(Text segment):
- - - - -

问题
I'm wondering if there is a better/inbuilt way, other than using a byte buffer and looping, to read from one stream and write it to another (in .NET). Generally this is done to apply a transform to a stream and move it on.
In this instance, what I am loading a file, putting it through a deflate stream and writing it out to a file (Error handling removed for simplicity):
byte[] buffer = new byte[10000000];
using (FileStream fsin = new FileStream(filename, FileMode.Open))
{
using (FileStream fsout = new FileStream(zipfilename, FileMode.CreateNew))
{
using (DeflateStream ds = new DeflateStream(fsout, CompressionMode.Compress))
{
int read = 0;
do
{
read = fsin.Read(buffer, 0, buffer.Length);
ds.Write(buffer, 0, read);
}
while (read > 0);
}
}
}
buffer = null;
Edit:
.NET 4.0 now has a Stream.CopyTo function, Hallelujah
回答1:
There's not really a better way than that, though I tend to put the looping part into a CopyTo
extension method, e.g.
public static void CopyTo(this Stream source, Stream destination)
{
var buffer = new byte[0x1000];
int bytesInBuffer;
while ((bytesInBuffer = source.Read(buffer, 0, buffer.Length)) > 0)
{
destination.Write(buffer, 0, bytesInBuffer);
}
}
Which you could then call as:
fsin.CopyTo(ds);
回答2:
.NET 4.0 now has a Stream.CopyTo function
回答3:
Now that I think about it, I haven't ever seen any built-in support for piping the results of an input stream directly into an output stream as you're describing. This article on MSDN has some code for a "StreamPipeline" class that does the sort of thing you're describing.

- - - - -

(Given records):
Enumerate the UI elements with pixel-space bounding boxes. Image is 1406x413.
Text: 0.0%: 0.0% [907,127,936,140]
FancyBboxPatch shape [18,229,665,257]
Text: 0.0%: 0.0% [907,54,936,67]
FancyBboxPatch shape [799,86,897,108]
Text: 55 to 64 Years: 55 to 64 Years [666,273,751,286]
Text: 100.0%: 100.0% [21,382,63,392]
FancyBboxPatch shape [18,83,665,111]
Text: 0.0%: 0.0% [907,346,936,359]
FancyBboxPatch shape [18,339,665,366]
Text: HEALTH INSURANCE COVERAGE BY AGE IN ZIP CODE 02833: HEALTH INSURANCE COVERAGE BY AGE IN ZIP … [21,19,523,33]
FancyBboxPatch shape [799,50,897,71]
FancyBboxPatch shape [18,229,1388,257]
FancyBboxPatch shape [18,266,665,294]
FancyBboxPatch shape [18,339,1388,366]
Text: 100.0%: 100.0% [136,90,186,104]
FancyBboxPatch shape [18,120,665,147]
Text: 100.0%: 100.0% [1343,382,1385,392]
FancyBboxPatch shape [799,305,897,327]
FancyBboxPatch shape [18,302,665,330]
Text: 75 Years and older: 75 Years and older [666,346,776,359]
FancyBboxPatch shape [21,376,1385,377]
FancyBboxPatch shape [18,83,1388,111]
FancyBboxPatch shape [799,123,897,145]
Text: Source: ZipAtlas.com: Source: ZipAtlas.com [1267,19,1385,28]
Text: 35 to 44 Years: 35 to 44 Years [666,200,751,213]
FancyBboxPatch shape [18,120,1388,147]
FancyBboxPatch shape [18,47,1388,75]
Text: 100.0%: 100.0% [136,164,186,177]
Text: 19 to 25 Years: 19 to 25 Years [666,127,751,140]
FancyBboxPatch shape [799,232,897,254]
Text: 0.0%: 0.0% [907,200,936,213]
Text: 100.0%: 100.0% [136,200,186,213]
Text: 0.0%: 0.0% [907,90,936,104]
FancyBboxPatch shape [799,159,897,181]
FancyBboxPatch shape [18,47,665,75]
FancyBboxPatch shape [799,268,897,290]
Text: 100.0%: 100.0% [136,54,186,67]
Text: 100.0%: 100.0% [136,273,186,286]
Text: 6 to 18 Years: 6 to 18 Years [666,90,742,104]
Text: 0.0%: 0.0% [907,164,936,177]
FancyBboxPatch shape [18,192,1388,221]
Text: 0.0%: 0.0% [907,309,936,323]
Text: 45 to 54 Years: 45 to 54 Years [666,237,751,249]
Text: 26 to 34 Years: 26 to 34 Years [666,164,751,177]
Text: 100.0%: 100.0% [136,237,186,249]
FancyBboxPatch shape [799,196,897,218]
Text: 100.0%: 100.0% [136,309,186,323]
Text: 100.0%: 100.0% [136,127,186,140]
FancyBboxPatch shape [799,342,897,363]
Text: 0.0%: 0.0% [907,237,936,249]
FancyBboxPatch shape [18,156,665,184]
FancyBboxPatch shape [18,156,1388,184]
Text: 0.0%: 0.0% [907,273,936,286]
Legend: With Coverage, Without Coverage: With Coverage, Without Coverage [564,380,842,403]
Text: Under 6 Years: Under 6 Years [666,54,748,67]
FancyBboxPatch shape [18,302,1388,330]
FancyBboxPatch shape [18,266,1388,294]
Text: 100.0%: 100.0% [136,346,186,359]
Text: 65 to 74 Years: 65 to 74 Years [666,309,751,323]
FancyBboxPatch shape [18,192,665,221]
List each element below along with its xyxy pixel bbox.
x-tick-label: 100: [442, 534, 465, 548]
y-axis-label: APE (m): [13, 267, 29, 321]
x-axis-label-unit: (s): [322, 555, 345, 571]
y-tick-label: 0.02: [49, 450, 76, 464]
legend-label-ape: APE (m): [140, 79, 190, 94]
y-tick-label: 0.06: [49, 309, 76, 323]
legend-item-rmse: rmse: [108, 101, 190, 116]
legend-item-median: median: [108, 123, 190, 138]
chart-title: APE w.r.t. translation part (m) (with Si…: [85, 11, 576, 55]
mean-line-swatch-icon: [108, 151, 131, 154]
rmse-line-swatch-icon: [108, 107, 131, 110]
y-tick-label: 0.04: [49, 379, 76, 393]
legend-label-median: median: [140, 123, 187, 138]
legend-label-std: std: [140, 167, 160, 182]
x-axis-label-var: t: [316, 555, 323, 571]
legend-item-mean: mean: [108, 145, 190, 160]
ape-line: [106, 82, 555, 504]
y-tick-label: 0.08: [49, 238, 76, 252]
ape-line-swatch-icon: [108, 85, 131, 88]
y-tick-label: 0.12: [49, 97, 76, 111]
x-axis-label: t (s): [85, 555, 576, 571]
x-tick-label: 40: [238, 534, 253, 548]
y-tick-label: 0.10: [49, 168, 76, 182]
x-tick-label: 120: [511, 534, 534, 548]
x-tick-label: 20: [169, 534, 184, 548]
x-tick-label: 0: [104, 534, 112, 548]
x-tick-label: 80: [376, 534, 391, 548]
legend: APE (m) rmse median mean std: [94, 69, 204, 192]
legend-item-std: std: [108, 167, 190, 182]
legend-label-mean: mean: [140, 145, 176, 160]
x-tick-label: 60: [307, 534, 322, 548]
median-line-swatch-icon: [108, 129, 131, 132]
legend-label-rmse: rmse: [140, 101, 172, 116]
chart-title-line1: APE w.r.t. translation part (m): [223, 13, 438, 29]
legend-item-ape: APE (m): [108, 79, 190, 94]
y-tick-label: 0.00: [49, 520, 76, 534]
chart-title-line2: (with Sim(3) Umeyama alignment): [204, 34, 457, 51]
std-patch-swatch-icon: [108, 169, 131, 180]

- - - - -

(Explore the material):
1. Answer from the stream-copying text:
(a) How large is the byte buffer in the original code?
(b) What size does the buffer in the CopyTo extension method have?
(c) Which .NET version added a built-in Stream.CopyTo function?
2. Change the stream-copying text from "public static void" to "buffer.Length)) > 0)", putting "bytesRead" in place of "bytesInBuffer" each time it occurs.
The lines have no connection to the text.

(Solutions to the problems):
1.
(a) 10000000 bytes
(b) 0x1000
(c) .NET 4.0

2.
public static void CopyTo(this Stream source, Stream destination)
{
var buffer = new byte[0x1000];
int bytesRead;
while ((bytesRead = source.Read(buffer, 0, buffer.Length)) > 0)